Items:
-------

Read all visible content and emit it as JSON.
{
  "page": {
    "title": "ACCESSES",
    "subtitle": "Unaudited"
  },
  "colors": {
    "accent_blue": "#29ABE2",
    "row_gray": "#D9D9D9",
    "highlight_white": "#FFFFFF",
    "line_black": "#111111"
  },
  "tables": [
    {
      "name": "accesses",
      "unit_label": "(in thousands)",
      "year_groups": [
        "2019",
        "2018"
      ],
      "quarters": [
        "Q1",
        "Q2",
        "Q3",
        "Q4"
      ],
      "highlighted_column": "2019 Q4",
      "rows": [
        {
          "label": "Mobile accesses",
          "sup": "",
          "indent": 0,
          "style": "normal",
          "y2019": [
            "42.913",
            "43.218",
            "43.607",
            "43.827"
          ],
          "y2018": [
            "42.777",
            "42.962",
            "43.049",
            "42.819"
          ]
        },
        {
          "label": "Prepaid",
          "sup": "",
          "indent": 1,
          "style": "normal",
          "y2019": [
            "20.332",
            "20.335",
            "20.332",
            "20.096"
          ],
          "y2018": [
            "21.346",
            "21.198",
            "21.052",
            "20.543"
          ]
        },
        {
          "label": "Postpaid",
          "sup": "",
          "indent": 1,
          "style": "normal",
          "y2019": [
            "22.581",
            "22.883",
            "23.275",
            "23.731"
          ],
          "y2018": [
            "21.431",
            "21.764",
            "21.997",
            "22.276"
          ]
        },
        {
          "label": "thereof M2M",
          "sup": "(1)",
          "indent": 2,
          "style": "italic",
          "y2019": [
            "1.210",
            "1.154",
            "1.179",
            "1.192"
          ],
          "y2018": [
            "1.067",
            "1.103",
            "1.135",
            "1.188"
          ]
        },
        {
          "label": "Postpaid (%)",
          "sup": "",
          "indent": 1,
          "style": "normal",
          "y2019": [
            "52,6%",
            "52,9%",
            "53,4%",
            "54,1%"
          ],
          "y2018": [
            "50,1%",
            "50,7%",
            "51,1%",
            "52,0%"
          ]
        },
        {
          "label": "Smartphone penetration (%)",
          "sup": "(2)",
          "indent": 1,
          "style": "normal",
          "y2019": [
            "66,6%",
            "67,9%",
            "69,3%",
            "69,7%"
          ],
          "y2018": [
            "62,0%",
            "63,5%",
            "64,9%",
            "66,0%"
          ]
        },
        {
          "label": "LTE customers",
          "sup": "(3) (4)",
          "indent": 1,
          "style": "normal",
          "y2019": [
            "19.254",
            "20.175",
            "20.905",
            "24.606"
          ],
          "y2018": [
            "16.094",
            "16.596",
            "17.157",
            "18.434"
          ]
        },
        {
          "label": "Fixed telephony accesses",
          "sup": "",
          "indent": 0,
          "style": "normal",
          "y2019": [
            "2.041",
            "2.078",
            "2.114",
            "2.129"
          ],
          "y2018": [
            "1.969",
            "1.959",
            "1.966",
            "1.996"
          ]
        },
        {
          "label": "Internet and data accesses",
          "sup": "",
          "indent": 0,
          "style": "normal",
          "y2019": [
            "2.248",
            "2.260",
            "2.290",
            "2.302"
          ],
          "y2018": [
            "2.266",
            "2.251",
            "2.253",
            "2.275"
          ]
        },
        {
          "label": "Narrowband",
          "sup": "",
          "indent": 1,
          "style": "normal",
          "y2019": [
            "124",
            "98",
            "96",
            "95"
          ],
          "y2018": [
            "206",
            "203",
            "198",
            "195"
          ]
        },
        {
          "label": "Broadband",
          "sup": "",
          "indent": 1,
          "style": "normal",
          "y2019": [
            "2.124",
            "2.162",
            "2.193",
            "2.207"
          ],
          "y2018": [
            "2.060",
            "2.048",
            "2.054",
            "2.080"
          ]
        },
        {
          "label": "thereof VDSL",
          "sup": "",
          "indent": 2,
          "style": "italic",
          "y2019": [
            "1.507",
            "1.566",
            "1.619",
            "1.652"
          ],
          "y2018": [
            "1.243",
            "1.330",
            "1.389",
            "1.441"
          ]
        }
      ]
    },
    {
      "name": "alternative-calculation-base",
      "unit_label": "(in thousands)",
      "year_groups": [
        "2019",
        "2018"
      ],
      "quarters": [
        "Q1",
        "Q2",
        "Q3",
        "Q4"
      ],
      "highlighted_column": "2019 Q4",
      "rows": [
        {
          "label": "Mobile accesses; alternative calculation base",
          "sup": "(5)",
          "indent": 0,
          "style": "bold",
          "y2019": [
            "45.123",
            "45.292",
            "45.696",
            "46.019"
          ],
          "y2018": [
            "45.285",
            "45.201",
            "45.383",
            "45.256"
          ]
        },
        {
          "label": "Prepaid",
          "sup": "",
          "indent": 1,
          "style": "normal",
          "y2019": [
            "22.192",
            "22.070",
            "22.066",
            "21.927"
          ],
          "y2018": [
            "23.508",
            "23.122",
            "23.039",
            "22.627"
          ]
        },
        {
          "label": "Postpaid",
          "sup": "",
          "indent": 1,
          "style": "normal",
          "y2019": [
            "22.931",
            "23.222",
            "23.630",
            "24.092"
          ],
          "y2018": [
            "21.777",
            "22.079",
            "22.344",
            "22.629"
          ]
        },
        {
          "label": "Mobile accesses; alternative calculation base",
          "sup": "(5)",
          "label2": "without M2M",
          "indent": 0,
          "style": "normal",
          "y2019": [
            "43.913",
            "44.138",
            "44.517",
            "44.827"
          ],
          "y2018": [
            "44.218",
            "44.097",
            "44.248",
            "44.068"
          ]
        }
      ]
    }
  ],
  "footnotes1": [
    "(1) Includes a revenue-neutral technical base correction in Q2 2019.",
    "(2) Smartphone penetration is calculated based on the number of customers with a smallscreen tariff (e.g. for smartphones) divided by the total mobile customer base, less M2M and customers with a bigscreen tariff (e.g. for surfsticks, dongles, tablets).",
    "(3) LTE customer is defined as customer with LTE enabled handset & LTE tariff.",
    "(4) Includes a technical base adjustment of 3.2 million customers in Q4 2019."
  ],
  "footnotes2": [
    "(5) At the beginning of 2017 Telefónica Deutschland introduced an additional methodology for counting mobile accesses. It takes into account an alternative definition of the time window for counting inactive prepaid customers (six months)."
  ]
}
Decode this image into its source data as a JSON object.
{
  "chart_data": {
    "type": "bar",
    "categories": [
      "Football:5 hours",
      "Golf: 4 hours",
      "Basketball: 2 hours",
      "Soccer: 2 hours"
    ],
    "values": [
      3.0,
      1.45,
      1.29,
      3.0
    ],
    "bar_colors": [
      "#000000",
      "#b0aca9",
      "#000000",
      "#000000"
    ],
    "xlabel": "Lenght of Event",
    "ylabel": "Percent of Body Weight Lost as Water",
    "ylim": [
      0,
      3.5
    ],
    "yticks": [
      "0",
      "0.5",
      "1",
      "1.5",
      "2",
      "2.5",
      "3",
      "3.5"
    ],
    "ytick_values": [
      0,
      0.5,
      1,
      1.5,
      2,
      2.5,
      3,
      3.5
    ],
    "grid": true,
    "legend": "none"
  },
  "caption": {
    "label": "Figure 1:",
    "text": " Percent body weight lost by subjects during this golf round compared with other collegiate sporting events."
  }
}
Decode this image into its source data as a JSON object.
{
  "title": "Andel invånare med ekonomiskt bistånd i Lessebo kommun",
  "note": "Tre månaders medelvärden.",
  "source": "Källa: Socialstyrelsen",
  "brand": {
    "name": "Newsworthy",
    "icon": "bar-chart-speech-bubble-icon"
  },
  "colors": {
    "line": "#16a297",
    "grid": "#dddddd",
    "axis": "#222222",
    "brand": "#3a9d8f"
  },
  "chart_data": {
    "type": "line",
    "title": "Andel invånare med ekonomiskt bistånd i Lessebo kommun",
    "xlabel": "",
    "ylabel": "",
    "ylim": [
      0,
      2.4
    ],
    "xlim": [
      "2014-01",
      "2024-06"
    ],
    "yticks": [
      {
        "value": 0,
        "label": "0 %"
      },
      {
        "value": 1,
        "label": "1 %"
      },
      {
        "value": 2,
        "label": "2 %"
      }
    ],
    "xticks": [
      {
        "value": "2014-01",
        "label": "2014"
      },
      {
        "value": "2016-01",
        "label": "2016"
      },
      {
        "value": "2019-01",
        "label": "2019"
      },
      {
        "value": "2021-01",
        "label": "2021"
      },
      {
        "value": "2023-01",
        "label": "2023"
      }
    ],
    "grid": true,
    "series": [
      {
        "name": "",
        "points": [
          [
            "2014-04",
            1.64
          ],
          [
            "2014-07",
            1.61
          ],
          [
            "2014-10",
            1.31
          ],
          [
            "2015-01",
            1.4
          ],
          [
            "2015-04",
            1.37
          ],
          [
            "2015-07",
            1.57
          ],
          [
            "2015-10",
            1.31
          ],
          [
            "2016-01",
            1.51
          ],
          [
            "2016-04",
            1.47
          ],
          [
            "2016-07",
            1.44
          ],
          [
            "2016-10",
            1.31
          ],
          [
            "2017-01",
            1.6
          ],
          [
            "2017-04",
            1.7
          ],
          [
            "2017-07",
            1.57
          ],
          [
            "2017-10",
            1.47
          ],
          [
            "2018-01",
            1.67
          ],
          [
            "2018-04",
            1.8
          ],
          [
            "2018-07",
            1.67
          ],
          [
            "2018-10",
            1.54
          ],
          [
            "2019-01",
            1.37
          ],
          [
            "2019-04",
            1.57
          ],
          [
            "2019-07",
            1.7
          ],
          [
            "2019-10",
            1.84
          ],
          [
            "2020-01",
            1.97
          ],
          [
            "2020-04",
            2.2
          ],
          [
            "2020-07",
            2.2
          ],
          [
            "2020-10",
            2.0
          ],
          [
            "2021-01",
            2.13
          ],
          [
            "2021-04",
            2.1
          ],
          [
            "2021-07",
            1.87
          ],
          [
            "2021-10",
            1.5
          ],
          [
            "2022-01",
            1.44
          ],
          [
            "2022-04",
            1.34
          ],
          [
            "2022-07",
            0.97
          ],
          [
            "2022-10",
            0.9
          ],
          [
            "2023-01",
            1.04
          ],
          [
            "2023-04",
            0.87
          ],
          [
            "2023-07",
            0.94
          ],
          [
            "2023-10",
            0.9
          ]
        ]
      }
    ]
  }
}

-------

To do: Of the lines above, how many hold the word "hours"? Say the number alone.

Right answer: 4